## Aim of the exercise
Retype the passage on image SEO and schema markup word for word, from "Lack of Schema" to "in the SERPs.".

## Source passage

* * * * * * *

So, you must write an optimized alt text such that it’s clear what the image is all about. Include a brief description of the image with keywords for better SEO. Additionally, use the same text for your image’s title text.
A suitable file name
Name your image files thoughtfully. Not something like DWI4596.png. While it doesn’t seem like a big deal and it doesn’t affect user experience as such, Google bots won’t understand your image. Consequently, your content won’t rank in Google image searches, which account for more than 20% of all searches on the internet in the United States.
Basically, what you need to do is set your focus key phrase as the name of the image file. For instance, let’s say you have an image of a blue Porsche. Simply name your file “blue-Porsche.png”. If you want to make it even easier for users to find it in image searches, try something like “2019-blue-Porsche-convertible.png”.
Lack of Schema Markup
While using schema markup won’t directly impact your search rankings, it will certainly improve your click-through rates, refine the quality of website visitors, reduce bounce rates, and thus, indirectly boost your rankings in the long run. Not to mention how it’ll make your website stand out in the SERPs.

* * * * * * *

Document layout analysis data
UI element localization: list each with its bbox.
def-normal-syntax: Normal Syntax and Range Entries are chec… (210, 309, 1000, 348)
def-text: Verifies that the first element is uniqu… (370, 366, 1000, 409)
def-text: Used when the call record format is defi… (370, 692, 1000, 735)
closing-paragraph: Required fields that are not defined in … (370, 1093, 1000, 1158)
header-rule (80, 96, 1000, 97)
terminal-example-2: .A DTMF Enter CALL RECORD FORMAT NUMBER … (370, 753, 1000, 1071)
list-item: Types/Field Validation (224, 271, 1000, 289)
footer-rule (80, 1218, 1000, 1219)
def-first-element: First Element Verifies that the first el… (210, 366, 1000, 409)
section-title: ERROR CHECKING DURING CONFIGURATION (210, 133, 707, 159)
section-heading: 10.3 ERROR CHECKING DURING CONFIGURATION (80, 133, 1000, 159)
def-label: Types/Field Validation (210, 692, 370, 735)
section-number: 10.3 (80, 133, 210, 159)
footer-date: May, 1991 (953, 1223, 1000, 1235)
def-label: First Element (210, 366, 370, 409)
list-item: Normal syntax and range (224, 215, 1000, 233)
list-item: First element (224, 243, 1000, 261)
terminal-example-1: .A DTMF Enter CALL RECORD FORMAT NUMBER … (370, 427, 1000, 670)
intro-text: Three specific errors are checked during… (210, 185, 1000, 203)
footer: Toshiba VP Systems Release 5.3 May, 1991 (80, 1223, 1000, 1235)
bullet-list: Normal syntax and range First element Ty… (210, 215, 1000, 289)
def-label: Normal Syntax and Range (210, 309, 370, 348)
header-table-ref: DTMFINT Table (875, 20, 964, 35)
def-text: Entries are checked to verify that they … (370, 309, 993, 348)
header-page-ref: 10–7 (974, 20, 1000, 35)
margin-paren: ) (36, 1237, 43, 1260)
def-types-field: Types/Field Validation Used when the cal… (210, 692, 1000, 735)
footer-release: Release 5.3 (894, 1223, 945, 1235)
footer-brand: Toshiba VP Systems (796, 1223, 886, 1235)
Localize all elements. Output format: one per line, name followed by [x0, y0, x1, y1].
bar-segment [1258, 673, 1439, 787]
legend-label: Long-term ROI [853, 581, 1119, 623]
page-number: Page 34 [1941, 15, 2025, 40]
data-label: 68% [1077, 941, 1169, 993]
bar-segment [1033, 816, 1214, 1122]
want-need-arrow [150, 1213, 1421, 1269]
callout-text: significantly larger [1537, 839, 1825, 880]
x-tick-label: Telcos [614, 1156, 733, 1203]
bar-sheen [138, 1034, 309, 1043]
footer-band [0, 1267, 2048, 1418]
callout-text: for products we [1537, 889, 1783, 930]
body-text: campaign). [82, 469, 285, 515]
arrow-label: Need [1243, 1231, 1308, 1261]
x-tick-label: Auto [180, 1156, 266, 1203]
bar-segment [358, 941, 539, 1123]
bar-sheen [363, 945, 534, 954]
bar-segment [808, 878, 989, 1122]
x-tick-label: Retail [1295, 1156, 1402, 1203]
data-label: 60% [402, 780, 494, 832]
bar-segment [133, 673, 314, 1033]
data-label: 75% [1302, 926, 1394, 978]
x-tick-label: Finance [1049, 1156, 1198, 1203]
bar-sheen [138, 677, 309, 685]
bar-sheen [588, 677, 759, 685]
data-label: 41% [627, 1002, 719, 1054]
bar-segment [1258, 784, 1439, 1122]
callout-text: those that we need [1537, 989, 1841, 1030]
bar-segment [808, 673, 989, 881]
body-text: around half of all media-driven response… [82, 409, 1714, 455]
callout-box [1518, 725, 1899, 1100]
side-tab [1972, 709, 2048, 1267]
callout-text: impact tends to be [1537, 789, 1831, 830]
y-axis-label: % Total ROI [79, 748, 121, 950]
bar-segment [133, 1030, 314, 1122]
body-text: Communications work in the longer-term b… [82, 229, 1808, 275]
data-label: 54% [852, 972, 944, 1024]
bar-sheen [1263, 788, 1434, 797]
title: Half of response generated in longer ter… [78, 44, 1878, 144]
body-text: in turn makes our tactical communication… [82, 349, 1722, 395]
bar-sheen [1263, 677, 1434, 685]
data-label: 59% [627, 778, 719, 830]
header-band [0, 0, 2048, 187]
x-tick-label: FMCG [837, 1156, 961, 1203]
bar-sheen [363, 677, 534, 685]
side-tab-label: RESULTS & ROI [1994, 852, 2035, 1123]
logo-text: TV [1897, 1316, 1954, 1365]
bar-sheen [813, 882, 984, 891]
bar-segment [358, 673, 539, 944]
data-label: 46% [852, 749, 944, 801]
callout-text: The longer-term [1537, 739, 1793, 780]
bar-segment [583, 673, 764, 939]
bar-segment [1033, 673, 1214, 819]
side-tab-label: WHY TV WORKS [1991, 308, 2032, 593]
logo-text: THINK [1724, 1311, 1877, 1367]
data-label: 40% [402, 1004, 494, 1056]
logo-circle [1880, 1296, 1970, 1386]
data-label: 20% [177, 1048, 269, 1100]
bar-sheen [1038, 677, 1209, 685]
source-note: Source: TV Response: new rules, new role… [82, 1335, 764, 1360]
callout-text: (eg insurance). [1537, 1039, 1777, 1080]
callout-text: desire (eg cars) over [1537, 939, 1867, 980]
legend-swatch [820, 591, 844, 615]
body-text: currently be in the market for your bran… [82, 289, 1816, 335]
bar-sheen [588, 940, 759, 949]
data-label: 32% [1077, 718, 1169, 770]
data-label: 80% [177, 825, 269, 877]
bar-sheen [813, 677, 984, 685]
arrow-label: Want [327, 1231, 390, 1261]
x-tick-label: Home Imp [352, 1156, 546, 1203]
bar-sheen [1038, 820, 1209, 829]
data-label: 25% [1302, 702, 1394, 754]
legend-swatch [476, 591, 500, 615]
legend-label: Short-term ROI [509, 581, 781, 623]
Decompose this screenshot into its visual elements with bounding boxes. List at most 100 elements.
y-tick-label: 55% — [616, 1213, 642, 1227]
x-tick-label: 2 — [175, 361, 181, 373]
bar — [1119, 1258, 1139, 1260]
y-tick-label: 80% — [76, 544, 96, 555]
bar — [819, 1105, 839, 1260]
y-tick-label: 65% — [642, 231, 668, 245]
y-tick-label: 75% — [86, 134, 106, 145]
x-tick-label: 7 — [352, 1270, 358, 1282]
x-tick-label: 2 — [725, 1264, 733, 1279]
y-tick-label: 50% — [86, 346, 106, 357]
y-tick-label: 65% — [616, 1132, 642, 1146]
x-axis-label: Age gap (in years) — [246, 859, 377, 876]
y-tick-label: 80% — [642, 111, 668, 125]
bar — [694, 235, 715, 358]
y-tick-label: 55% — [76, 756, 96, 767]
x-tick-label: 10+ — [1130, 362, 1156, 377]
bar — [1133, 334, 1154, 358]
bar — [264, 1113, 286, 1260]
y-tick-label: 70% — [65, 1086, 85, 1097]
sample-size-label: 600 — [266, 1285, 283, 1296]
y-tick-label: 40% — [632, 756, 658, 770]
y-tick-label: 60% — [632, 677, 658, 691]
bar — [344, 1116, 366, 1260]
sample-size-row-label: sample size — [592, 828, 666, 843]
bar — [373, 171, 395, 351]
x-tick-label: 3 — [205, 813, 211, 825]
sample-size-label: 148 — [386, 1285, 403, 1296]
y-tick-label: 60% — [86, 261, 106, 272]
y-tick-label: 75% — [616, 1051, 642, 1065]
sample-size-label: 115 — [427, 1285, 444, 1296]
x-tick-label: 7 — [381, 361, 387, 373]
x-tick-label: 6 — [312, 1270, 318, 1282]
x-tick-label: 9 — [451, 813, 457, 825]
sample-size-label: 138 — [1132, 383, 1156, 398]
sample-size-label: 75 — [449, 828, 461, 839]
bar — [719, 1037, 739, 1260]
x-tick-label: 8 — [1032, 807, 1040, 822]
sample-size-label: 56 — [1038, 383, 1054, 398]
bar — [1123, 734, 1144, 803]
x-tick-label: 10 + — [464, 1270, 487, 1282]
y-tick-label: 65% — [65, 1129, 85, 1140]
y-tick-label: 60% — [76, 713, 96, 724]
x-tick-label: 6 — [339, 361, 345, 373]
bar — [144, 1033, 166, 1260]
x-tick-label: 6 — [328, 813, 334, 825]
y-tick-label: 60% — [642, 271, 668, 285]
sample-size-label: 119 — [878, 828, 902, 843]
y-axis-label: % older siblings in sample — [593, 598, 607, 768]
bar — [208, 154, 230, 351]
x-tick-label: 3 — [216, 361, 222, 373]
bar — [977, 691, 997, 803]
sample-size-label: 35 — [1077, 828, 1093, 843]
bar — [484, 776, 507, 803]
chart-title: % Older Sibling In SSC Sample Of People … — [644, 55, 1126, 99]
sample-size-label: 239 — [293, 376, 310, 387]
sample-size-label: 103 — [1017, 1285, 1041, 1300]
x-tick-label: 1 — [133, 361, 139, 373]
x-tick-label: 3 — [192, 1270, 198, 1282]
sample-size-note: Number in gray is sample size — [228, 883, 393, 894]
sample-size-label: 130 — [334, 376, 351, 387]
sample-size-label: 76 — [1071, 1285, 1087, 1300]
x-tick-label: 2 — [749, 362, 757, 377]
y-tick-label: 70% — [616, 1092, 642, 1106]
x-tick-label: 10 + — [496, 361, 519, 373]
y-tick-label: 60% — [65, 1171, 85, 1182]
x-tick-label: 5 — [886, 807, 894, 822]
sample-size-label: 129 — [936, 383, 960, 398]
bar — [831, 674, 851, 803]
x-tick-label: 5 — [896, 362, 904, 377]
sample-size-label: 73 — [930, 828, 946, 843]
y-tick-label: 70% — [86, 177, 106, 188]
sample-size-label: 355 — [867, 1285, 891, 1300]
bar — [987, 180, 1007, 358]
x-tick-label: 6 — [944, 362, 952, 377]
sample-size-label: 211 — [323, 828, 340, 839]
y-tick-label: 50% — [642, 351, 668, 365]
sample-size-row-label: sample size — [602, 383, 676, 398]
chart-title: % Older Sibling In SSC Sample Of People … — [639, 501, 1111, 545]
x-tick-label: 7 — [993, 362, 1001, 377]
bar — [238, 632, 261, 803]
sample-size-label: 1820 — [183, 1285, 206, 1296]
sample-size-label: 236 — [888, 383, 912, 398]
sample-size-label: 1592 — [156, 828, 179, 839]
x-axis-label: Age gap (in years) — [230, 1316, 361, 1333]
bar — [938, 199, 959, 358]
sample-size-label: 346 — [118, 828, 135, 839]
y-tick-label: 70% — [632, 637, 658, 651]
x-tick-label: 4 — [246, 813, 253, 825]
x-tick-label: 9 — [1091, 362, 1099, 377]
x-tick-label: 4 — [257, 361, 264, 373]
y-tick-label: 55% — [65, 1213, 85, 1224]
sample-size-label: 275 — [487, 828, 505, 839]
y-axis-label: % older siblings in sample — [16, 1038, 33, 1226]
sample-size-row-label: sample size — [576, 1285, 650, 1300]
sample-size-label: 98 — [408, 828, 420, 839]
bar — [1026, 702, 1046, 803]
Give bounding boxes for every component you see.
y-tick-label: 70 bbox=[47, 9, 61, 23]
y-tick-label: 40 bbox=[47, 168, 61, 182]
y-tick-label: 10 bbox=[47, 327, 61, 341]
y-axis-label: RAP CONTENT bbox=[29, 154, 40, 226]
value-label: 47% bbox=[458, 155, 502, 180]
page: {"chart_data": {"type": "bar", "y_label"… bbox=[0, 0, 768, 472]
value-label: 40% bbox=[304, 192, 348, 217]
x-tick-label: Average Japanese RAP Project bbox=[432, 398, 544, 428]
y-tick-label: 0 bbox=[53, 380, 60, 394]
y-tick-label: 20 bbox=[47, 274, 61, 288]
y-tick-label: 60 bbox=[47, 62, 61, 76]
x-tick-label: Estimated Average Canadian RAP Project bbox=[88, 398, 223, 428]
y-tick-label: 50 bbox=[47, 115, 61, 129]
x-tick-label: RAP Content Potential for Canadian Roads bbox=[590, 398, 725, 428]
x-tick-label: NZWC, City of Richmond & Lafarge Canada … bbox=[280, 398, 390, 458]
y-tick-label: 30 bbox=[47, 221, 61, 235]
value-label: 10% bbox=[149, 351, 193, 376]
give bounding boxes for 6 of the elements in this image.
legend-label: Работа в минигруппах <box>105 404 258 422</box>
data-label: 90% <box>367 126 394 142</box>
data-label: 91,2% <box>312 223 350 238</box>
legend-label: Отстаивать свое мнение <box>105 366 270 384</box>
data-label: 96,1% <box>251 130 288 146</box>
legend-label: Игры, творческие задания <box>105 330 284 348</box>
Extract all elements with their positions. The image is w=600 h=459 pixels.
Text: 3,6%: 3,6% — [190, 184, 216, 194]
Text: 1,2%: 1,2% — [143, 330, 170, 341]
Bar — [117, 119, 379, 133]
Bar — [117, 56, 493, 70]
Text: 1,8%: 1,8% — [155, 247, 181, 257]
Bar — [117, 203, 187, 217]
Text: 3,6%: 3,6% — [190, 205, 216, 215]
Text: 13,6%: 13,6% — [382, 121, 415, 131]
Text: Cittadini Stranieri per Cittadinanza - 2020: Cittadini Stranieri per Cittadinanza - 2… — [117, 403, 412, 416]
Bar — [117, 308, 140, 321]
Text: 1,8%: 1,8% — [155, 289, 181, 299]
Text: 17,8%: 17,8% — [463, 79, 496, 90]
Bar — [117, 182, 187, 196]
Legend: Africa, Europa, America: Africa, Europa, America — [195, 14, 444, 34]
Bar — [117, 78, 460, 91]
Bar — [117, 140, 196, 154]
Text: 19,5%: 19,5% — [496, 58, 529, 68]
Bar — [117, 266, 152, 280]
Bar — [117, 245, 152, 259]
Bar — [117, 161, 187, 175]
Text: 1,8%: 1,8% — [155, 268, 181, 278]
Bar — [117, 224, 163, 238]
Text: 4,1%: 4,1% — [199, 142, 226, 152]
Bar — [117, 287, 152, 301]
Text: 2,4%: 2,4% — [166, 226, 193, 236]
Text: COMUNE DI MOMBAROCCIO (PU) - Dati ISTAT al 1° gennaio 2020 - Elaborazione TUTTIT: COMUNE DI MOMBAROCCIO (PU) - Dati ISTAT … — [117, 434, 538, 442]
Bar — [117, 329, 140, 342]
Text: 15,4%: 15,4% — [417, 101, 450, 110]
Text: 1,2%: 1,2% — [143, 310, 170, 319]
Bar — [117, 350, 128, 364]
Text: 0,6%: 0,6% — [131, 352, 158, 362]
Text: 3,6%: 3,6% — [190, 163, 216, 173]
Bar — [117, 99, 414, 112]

* * * * * * *

## Response area
Lack of Schema Markup
While using schema markup won’t directly impact your search rankings, it will certainly improve your click-through rates, refine the quality of website visitors, reduce bounce rates, and thus, indirectly boost your rankings in the long run. Not to mention how it’ll make your website stand out in the SERPs.